## Given data
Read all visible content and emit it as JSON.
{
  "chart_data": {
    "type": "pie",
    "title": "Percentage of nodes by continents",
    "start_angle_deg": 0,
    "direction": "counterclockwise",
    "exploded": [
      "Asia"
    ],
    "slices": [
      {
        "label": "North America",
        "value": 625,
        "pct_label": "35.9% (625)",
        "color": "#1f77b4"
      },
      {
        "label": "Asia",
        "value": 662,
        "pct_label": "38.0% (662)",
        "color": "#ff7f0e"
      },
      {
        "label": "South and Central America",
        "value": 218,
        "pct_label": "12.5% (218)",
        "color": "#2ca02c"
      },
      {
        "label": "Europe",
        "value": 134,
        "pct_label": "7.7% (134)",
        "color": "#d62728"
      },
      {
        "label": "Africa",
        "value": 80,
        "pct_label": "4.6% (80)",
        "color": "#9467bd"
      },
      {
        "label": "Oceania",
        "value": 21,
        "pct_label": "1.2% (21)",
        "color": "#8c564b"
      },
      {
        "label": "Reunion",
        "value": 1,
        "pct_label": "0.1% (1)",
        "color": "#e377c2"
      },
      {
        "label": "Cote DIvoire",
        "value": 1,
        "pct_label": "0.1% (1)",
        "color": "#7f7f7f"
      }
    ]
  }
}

## What is expected
Gather each line from the listing above that holds "America".

## Answer to the exercise
        "label": "North America",
        "label": "South and Central America",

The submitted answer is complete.